Text to read =>
[start]

What is apologetics and is there only one way of understanding of apologetics? This posting is going to take a question and answer approach to this subject and answer some questions that pertain to the essence of apologetics and the “Why” questions for its necessity.
The only question we will not answer in this posting will be one that is focussed in a particular methodology (“doing apologetics”).
1. What is Apologetics and Why Do We Need It?
I have posted a definition of how this ministry answers the first part of this question. Looking at the top of our page, you can find that definition. Before getting into the definition, let me state that I believe apologetics is SCRIPTURALLY mandated. Let me see if I can sustain this for us. To answer the first question,
Apologetics may be simply defined as the defense of the Christian faith. The word “apologetics” derives from the Greek word apologia, which was originally used as a speech of defense or an answer given in reply. In ancient Athens it referred to a defense made in the courtroom as part of the normal judicial procedure. After the accusation, the defendant was allowed to refute the charges with a defense or reply (apologia). The word appears 17 times in noun or verb form in the New Testament, and both the noun (apologia) and verb form (apologeomai) can be translated “defense” or “vindication” in every case.
To take this a little deeper, the Greek word for the task known as apologetics is the word apologia; is also used to mean an informal explanation or defense of one’s position (c.f. 1 Cor 9:3; 2 Cor. 7:11) and the word would aptly describe giving an answer to the skeptical, abusive, or derisive inquiries of ill-disposed neighbors. This passage (1 Peter 3:15) is one of 19 times in the New Testament is where the word apologia, or its verb form (in the participle), is found. The late F. F. Bruce cited that 47% of the New Testament deals with defense of the faith. And this is where I would have to say that apologetics is a divine command.

[end]

Work instructions =>
a - Quote the text on apologetics word for word, everything from "What is apologetics and is" down to "for its necessity.".
b - In the text on apologetics, what percentage of the New Testament did F. F. Bruce say deals with defense of the faith?
c - Pick up the text on apologetics after its final sentence and keep writing it.

Extracted entries =>

[start]

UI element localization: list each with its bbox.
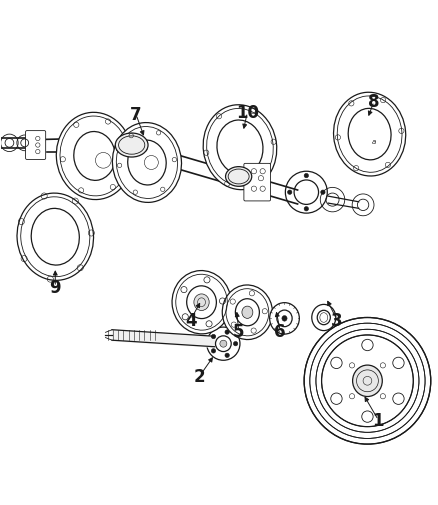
Circle shape [225, 330, 230, 335]
Circle shape [211, 335, 215, 339]
Circle shape [304, 318, 431, 444]
Ellipse shape [334, 93, 406, 177]
Text: 5: 5 [233, 322, 244, 340]
FancyBboxPatch shape [25, 131, 46, 160]
Text: a: a [372, 138, 376, 144]
Circle shape [233, 342, 238, 346]
Ellipse shape [312, 305, 336, 331]
Circle shape [225, 354, 230, 358]
Ellipse shape [222, 285, 272, 340]
FancyBboxPatch shape [244, 164, 271, 201]
Ellipse shape [270, 303, 299, 334]
Circle shape [288, 190, 292, 195]
Text: 1: 1 [373, 411, 384, 429]
Ellipse shape [203, 106, 277, 190]
Text: 4: 4 [185, 311, 196, 329]
Ellipse shape [353, 365, 382, 397]
Ellipse shape [17, 194, 94, 281]
Ellipse shape [242, 307, 253, 319]
Circle shape [321, 190, 325, 195]
Text: 8: 8 [368, 93, 380, 111]
Ellipse shape [113, 123, 181, 203]
Text: 10: 10 [236, 104, 259, 122]
Text: 3: 3 [331, 311, 343, 329]
Text: 9: 9 [49, 278, 61, 296]
Text: 7: 7 [130, 106, 142, 124]
Circle shape [211, 349, 215, 354]
Ellipse shape [172, 271, 231, 334]
Text: 2: 2 [194, 368, 205, 386]
Circle shape [220, 340, 227, 347]
Ellipse shape [282, 316, 287, 322]
Ellipse shape [194, 294, 209, 311]
Ellipse shape [57, 113, 133, 200]
Text: 6: 6 [274, 322, 286, 340]
Ellipse shape [226, 167, 252, 187]
Ellipse shape [115, 134, 148, 158]
Circle shape [304, 174, 308, 178]
Circle shape [304, 207, 308, 212]
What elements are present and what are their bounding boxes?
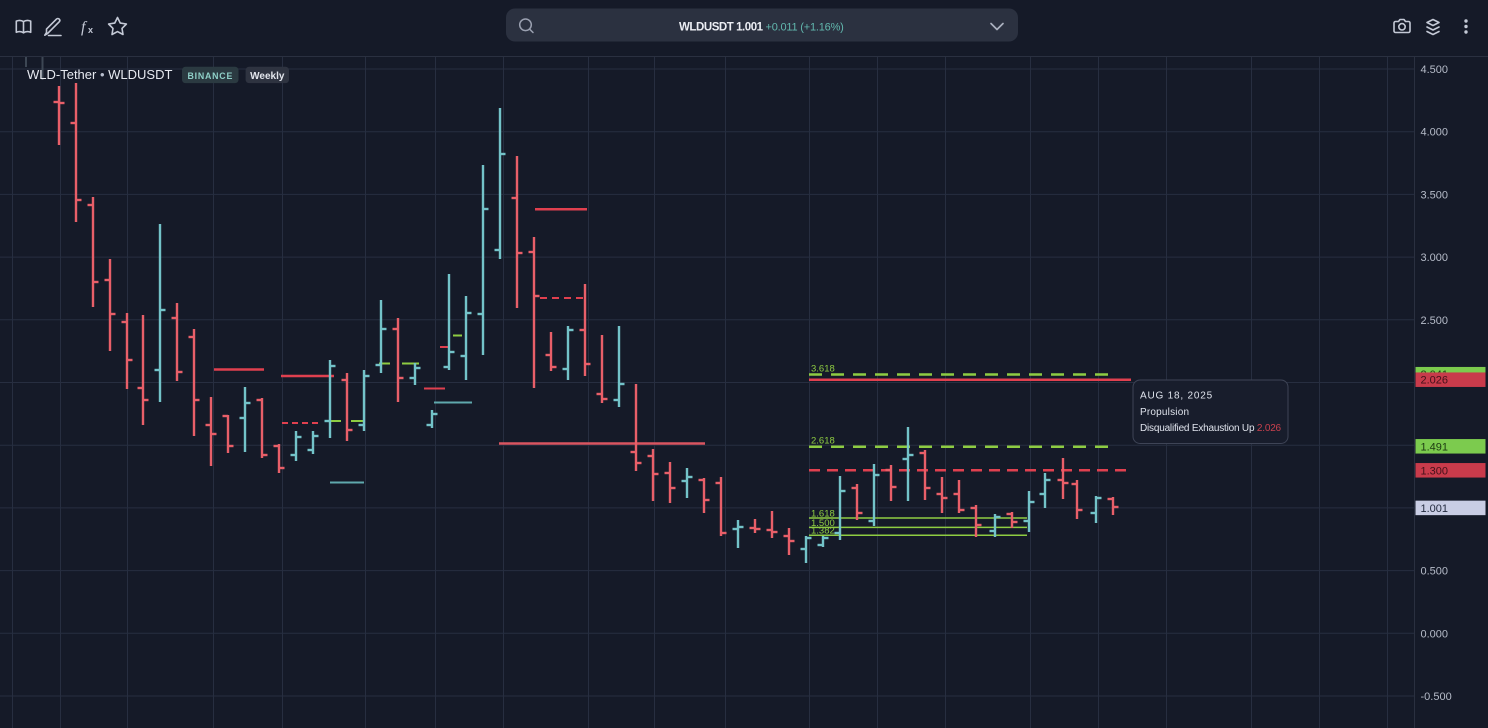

[end]

Answers for the exercise =>
a -
What is apologetics and is there only one way of understanding of apologetics? This posting is going to take a question and answer approach to this subject and answer some questions that pertain to the essence of apologetics and the “Why” questions for its necessity.

b - 47%

c -
2. Was Apologetics Part Of The Early Apostolic Church’s Example To Us?
Yes, without question. Not only do we see apologetic discourse in both the Old and New Testaments, but the duty of the apologist did not die. Many of the early Church Fathers were engaged in apologetic debate with those who were opposed to the true nature of Christ, the nature of the Godhead, and the issues regarding salvation by grace through faith. When you look at these issues, we can see that we have a responsibility to uphold. Thankfully the Church Fathers boldly contended for the faith, but they have passed the baton to the succeeding generations of Christians who would follow, even to this day. If we don’t carry this torch that has been passed on to us, then their labor was in vain. This is why I like the passage: “Join with others in following my example brothers and take note of those living according to the pattern we gave you….for many live as enemies of the cross of Christ.” – the Apostle Paul In Philippians 3:17
3. Can You Provide One Example of Someone Engaged in Apologetics in the Bible
When I think of apologetics in the New Testament, aside of the example we see from Jesus’ responses to the Pharisees and Sadducees in (a) matters of taxes, (b) the adulterous woman, and (c) marriage in the resurrection, I see the Apostle Paul following the example of the Master.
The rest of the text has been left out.